→ DATA LISTING:
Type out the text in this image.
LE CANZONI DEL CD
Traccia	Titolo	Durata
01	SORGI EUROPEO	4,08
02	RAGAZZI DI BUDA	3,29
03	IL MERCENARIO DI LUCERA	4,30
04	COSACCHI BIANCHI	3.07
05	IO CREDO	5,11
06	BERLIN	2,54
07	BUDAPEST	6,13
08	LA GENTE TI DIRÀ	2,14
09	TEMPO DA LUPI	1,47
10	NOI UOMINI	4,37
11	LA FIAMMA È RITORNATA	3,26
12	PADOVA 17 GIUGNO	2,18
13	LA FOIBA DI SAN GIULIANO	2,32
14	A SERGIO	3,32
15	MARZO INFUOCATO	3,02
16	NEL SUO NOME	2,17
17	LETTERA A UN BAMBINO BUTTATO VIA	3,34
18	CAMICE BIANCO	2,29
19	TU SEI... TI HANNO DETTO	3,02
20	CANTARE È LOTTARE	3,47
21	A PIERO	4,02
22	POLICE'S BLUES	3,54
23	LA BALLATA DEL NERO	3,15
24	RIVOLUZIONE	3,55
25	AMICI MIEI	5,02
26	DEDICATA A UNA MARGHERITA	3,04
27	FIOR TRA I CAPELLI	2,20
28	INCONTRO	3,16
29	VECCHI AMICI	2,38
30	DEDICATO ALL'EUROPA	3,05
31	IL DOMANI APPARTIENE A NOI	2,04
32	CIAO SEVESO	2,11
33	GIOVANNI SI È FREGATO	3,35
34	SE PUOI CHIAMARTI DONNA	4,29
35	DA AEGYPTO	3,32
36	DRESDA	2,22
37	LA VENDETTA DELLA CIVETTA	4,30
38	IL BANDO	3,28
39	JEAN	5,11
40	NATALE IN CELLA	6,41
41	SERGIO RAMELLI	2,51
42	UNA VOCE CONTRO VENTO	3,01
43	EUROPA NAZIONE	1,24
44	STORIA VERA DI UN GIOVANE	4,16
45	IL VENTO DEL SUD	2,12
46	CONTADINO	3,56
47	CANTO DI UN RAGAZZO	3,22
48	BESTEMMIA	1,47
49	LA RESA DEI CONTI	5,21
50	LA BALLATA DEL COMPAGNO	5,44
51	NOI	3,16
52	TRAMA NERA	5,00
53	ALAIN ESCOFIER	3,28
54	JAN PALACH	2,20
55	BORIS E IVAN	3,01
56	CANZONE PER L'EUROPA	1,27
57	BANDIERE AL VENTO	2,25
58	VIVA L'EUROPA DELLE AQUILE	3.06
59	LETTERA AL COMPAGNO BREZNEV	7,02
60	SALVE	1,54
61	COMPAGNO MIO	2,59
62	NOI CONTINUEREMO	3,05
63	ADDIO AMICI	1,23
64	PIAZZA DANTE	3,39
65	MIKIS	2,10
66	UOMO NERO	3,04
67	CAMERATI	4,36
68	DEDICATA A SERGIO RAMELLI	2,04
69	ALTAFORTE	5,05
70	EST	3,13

→ YOUR TASK:
Generate an exact reproduction of all entries.

→ COMPLETE RESPONSE:
Type out the text in this image.
LE CANZONI DEL CD
Traccia	Titolo	Durata
01	SORGI EUROPEO	4,08
02	RAGAZZI DI BUDA	3,29
03	IL MERCENARIO DI LUCERA	4,30
04	COSACCHI BIANCHI	3.07
05	IO CREDO	5,11
06	BERLIN	2,54
07	BUDAPEST	6,13
08	LA GENTE TI DIRÀ	2,14
09	TEMPO DA LUPI	1,47
10	NOI UOMINI	4,37
11	LA FIAMMA È RITORNATA	3,26
12	PADOVA 17 GIUGNO	2,18
13	LA FOIBA DI SAN GIULIANO	2,32
14	A SERGIO	3,32
15	MARZO INFUOCATO	3,02
16	NEL SUO NOME	2,17
17	LETTERA A UN BAMBINO BUTTATO VIA	3,34
18	CAMICE BIANCO	2,29
19	TU SEI... TI HANNO DETTO	3,02
20	CANTARE È LOTTARE	3,47
21	A PIERO	4,02
22	POLICE'S BLUES	3,54
23	LA BALLATA DEL NERO	3,15
24	RIVOLUZIONE	3,55
25	AMICI MIEI	5,02
26	DEDICATA A UNA MARGHERITA	3,04
27	FIOR TRA I CAPELLI	2,20
28	INCONTRO	3,16
29	VECCHI AMICI	2,38
30	DEDICATO ALL'EUROPA	3,05
31	IL DOMANI APPARTIENE A NOI	2,04
32	CIAO SEVESO	2,11
33	GIOVANNI SI È FREGATO	3,35
34	SE PUOI CHIAMARTI DONNA	4,29
35	DA AEGYPTO	3,32
36	DRESDA	2,22
37	LA VENDETTA DELLA CIVETTA	4,30
38	IL BANDO	3,28
39	JEAN	5,11
40	NATALE IN CELLA	6,41
41	SERGIO RAMELLI	2,51
42	UNA VOCE CONTRO VENTO	3,01
43	EUROPA NAZIONE	1,24
44	STORIA VERA DI UN GIOVANE	4,16
45	IL VENTO DEL SUD	2,12
46	CONTADINO	3,56
47	CANTO DI UN RAGAZZO	3,22
48	BESTEMMIA	1,47
49	LA RESA DEI CONTI	5,21
50	LA BALLATA DEL COMPAGNO	5,44
51	NOI	3,16
52	TRAMA NERA	5,00
53	ALAIN ESCOFIER	3,28
54	JAN PALACH	2,20
55	BORIS E IVAN	3,01
56	CANZONE PER L'EUROPA	1,27
57	BANDIERE AL VENTO	2,25
58	VIVA L'EUROPA DELLE AQUILE	3.06
59	LETTERA AL COMPAGNO BREZNEV	7,02
60	SALVE	1,54
61	COMPAGNO MIO	2,59
62	NOI CONTINUEREMO	3,05
63	ADDIO AMICI	1,23
64	PIAZZA DANTE	3,39
65	MIKIS	2,10
66	UOMO NERO	3,04
67	CAMERATI	4,36
68	DEDICATA A SERGIO RAMELLI	2,04
69	ALTAFORTE	5,05
70	EST	3,13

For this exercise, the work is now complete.